**Task brief:** Please quote every line word for word.

**Records that describe figures:**
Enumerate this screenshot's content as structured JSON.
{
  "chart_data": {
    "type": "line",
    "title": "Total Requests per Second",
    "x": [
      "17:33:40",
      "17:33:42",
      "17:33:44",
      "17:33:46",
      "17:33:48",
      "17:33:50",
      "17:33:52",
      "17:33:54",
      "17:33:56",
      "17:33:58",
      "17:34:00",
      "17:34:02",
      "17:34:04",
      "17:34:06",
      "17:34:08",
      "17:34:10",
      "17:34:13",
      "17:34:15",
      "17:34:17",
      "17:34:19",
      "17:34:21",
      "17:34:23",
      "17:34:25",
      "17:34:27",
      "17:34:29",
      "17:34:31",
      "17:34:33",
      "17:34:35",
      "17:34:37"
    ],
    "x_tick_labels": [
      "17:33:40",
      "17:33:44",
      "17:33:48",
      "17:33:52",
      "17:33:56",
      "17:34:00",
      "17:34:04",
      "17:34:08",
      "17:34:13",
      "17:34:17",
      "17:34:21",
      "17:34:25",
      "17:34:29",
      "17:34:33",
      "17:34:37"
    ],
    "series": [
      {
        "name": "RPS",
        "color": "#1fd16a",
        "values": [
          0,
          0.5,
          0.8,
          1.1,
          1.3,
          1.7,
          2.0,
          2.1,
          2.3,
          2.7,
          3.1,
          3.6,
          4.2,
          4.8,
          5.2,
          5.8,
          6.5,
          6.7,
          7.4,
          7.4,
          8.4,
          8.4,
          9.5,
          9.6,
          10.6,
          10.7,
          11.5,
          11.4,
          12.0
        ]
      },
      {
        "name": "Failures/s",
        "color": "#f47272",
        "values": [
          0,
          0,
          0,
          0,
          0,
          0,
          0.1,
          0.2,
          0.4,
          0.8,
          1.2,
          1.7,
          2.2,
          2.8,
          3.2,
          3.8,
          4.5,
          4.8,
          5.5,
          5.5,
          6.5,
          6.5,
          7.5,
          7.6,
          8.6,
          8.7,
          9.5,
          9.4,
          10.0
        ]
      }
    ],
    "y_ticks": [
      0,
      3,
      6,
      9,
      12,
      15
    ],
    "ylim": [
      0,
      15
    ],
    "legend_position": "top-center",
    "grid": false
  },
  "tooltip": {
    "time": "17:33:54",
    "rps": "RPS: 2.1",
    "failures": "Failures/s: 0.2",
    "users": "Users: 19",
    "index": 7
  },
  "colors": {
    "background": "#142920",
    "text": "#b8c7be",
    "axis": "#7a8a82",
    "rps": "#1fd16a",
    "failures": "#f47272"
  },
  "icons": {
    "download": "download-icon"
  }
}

**Correct response:**
Enumerate this screenshot's content as structured JSON.
{
  "chart_data": {
    "type": "line",
    "title": "Total Requests per Second",
    "x": [
      "17:33:40",
      "17:33:42",
      "17:33:44",
      "17:33:46",
      "17:33:48",
      "17:33:50",
      "17:33:52",
      "17:33:54",
      "17:33:56",
      "17:33:58",
      "17:34:00",
      "17:34:02",
      "17:34:04",
      "17:34:06",
      "17:34:08",
      "17:34:10",
      "17:34:13",
      "17:34:15",
      "17:34:17",
      "17:34:19",
      "17:34:21",
      "17:34:23",
      "17:34:25",
      "17:34:27",
      "17:34:29",
      "17:34:31",
      "17:34:33",
      "17:34:35",
      "17:34:37"
    ],
    "x_tick_labels": [
      "17:33:40",
      "17:33:44",
      "17:33:48",
      "17:33:52",
      "17:33:56",
      "17:34:00",
      "17:34:04",
      "17:34:08",
      "17:34:13",
      "17:34:17",
      "17:34:21",
      "17:34:25",
      "17:34:29",
      "17:34:33",
      "17:34:37"
    ],
    "series": [
      {
        "name": "RPS",
        "color": "#1fd16a",
        "values": [
          0,
          0.5,
          0.8,
          1.1,
          1.3,
          1.7,
          2.0,
          2.1,
          2.3,
          2.7,
          3.1,
          3.6,
          4.2,
          4.8,
          5.2,
          5.8,
          6.5,
          6.7,
          7.4,
          7.4,
          8.4,
          8.4,
          9.5,
          9.6,
          10.6,
          10.7,
          11.5,
          11.4,
          12.0
        ]
      },
      {
        "name": "Failures/s",
        "color": "#f47272",
        "values": [
          0,
          0,
          0,
          0,
          0,
          0,
          0.1,
          0.2,
          0.4,
          0.8,
          1.2,
          1.7,
          2.2,
          2.8,
          3.2,
          3.8,
          4.5,
          4.8,
          5.5,
          5.5,
          6.5,
          6.5,
          7.5,
          7.6,
          8.6,
          8.7,
          9.5,
          9.4,
          10.0
        ]
      }
    ],
    "y_ticks": [
      0,
      3,
      6,
      9,
      12,
      15
    ],
    "ylim": [
      0,
      15
    ],
    "legend_position": "top-center",
    "grid": false
  },
  "tooltip": {
    "time": "17:33:54",
    "rps": "RPS: 2.1",
    "failures": "Failures/s: 0.2",
    "users": "Users: 19",
    "index": 7
  },
  "colors": {
    "background": "#142920",
    "text": "#b8c7be",
    "axis": "#7a8a82",
    "rps": "#1fd16a",
    "failures": "#f47272"
  },
  "icons": {
    "download": "download-icon"
  }
}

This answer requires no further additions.